====== RECORDS FOR THE EXERCISE ======
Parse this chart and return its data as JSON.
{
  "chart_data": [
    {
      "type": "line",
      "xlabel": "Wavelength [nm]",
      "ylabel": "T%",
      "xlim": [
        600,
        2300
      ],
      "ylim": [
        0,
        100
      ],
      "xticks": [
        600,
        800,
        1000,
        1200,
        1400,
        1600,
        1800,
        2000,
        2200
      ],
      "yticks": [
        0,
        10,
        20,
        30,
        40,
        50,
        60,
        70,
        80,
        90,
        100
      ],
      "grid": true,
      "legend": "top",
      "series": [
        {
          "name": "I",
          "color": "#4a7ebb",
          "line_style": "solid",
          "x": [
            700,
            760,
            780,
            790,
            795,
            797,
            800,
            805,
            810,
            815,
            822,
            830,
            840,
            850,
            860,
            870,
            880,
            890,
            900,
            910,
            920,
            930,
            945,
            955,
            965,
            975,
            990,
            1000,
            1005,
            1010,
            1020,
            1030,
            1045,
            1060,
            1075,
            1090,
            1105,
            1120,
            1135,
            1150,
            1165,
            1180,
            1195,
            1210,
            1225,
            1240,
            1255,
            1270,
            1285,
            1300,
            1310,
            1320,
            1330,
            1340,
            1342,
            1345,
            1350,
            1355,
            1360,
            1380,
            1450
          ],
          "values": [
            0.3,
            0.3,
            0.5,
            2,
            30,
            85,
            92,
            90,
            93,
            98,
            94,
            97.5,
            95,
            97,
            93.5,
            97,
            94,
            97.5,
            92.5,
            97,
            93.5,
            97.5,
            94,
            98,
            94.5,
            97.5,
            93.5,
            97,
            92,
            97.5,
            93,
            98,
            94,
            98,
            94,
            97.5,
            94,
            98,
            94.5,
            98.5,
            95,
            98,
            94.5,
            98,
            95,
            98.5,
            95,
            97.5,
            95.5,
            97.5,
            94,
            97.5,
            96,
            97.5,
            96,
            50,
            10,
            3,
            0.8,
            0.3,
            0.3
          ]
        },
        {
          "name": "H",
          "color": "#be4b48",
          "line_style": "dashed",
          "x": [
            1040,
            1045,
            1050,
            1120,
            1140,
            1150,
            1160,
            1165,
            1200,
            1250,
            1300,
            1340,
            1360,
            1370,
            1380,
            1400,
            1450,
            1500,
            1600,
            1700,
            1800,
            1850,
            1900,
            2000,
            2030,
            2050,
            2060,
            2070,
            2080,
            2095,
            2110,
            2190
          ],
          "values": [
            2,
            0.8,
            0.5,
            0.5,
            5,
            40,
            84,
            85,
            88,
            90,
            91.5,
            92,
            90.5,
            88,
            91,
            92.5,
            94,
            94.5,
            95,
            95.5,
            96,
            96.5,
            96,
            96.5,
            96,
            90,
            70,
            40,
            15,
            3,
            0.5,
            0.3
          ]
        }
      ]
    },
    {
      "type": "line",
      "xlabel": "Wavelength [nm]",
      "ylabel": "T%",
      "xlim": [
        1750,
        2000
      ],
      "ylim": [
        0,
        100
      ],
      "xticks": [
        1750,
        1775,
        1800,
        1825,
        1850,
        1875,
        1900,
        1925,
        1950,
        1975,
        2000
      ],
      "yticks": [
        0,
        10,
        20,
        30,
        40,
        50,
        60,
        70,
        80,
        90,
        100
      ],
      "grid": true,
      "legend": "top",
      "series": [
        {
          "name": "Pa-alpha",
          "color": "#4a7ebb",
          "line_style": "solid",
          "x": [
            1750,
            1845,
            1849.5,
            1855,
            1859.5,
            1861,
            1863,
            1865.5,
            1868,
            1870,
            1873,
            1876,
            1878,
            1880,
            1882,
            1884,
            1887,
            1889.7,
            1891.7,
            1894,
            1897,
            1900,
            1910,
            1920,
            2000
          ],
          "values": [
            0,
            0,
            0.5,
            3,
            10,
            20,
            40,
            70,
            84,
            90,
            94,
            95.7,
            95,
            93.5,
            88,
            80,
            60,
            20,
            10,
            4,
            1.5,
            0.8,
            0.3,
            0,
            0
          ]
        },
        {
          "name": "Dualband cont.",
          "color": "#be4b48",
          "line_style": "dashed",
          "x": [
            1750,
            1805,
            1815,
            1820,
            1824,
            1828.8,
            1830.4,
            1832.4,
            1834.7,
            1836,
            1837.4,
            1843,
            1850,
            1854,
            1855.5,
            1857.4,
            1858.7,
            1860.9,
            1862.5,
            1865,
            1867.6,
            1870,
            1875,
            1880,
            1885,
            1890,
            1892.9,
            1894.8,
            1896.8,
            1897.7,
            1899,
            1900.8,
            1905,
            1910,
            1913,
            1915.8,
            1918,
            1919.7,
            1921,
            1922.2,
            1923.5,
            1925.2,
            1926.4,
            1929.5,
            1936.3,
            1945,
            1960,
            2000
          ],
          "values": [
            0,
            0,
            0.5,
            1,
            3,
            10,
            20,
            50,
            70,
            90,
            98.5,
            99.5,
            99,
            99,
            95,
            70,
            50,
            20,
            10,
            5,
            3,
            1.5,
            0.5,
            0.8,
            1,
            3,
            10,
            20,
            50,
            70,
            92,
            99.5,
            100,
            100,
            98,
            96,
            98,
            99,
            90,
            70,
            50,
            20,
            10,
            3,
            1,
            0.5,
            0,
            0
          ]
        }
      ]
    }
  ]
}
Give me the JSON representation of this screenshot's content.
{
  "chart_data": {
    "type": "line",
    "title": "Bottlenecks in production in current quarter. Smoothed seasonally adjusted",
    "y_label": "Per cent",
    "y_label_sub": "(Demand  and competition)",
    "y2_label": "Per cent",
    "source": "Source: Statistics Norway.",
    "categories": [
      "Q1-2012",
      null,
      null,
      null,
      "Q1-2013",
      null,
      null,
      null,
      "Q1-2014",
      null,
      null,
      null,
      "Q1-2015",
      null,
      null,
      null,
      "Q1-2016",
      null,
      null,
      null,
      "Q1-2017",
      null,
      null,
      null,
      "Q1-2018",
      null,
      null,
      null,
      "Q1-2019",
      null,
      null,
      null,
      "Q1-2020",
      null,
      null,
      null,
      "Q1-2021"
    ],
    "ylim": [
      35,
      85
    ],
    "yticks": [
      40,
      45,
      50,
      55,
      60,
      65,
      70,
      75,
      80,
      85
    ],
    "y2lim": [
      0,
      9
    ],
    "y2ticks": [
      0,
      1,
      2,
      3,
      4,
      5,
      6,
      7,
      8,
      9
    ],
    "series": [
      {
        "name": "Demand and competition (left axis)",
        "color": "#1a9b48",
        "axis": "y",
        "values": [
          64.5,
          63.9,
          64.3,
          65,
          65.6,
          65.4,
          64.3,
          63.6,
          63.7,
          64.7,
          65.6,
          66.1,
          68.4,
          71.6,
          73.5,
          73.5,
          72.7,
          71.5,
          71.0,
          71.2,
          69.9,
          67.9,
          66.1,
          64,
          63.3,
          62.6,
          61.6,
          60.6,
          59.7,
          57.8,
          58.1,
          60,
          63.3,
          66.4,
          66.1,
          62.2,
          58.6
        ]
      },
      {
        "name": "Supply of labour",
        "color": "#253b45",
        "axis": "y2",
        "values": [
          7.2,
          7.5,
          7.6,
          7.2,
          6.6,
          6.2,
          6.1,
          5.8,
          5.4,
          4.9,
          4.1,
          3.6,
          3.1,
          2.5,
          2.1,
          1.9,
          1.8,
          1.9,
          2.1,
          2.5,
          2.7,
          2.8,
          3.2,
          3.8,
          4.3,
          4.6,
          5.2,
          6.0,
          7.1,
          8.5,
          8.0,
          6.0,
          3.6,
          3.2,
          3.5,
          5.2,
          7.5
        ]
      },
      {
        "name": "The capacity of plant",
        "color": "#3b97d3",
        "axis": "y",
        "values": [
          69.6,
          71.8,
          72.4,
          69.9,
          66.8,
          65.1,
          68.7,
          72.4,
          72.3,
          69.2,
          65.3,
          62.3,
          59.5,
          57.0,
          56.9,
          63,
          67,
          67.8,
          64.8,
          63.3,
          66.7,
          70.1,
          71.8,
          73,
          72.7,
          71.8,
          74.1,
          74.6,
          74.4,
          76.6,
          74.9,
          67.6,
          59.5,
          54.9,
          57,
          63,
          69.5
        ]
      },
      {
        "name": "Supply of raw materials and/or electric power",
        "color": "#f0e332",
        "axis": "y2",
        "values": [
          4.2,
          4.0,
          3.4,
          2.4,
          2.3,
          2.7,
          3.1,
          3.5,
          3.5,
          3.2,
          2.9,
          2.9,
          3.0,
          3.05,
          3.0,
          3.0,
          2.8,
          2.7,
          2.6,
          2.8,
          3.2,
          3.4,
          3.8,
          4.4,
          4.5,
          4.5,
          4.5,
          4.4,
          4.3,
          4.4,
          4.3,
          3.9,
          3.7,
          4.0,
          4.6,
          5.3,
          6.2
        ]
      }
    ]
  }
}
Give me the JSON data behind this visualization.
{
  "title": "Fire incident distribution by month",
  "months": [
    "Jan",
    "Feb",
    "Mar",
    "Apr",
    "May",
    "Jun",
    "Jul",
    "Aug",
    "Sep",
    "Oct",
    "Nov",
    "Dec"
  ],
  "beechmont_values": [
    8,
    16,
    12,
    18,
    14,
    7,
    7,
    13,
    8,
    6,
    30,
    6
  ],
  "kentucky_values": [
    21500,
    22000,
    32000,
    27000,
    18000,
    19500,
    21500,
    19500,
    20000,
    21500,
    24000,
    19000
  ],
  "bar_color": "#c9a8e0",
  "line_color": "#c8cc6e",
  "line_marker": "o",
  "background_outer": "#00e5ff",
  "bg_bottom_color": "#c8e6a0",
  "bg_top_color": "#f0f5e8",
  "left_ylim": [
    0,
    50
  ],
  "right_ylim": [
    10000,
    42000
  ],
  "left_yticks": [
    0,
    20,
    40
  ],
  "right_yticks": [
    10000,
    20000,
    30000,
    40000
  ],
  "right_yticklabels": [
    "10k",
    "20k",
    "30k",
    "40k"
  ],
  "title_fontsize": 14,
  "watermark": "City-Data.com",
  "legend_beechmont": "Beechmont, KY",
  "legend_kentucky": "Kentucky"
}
======
### EXERCISE TASK
Lines that include the word "Supply" — how many are there in the data? Answer with the number alone.

### ANSWER FOR THIS EXERCISE
2